Data excerpts
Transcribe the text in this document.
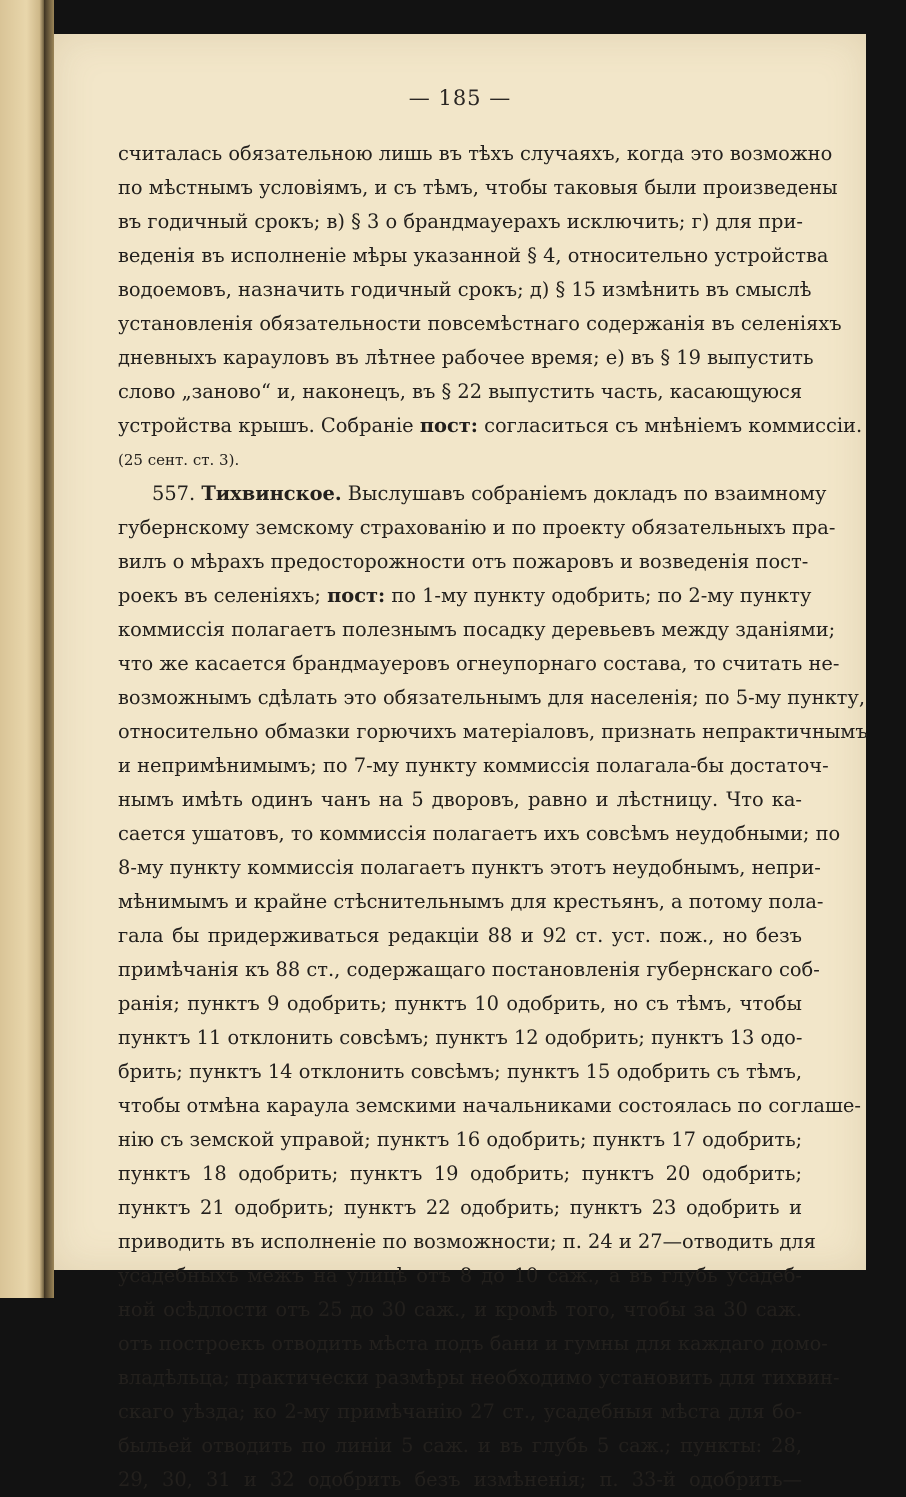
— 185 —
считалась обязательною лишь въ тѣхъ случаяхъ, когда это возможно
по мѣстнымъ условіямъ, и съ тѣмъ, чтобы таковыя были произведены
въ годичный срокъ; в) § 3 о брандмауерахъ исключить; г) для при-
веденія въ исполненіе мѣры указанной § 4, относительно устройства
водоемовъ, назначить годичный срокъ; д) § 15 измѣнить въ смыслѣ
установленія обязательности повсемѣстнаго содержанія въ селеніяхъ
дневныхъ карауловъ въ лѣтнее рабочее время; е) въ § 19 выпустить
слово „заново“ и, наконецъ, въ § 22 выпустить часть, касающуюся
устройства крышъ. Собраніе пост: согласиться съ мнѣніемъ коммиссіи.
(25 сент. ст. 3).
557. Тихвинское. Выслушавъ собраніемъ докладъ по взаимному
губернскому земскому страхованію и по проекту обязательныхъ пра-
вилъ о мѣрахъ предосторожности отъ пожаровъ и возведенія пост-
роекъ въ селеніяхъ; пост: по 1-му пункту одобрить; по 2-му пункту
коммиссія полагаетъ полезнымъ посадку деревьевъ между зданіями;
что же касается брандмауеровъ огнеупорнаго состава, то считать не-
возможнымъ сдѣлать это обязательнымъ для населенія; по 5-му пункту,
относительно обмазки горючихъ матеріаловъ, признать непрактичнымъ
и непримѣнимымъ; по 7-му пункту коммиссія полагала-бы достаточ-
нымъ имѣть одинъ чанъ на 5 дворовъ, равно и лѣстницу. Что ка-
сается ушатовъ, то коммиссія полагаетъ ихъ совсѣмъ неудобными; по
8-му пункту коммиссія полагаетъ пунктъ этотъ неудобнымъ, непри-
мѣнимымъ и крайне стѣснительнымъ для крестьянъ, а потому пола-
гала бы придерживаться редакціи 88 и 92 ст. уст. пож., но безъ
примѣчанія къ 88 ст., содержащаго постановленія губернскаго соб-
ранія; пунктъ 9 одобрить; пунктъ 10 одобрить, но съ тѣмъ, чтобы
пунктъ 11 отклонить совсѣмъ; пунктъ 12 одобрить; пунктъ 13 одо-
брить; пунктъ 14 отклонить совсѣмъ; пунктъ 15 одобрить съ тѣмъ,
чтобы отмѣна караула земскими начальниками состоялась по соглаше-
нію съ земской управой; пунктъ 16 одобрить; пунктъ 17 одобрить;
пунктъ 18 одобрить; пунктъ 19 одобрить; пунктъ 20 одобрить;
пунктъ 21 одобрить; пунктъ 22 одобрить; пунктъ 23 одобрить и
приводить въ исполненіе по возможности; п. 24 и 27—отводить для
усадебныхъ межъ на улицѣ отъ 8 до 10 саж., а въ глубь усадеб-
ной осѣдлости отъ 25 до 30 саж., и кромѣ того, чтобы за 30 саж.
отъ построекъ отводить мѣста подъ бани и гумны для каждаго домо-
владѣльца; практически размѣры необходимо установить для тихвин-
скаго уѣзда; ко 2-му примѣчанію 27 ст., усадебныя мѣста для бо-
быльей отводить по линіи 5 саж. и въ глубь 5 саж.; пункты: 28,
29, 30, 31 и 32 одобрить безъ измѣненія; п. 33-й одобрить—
--
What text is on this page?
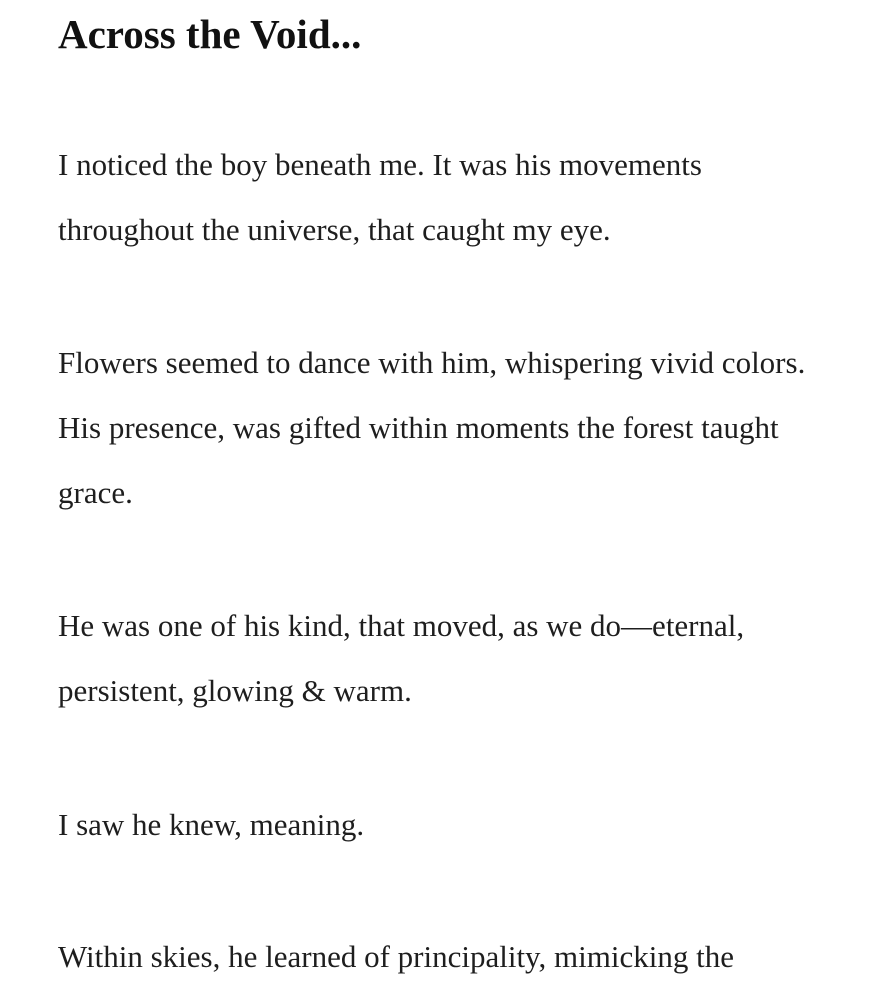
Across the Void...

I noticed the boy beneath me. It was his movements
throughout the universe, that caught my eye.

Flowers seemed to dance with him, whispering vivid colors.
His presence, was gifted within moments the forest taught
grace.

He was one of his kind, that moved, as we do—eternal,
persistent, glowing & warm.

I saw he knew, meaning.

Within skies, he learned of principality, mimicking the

PROBLEM REQUIREMENTS - Report how many lines in the listing above include the word "пунктъ". Give nothing but the number.

SOLUTION TO THIS EXERCISE - 7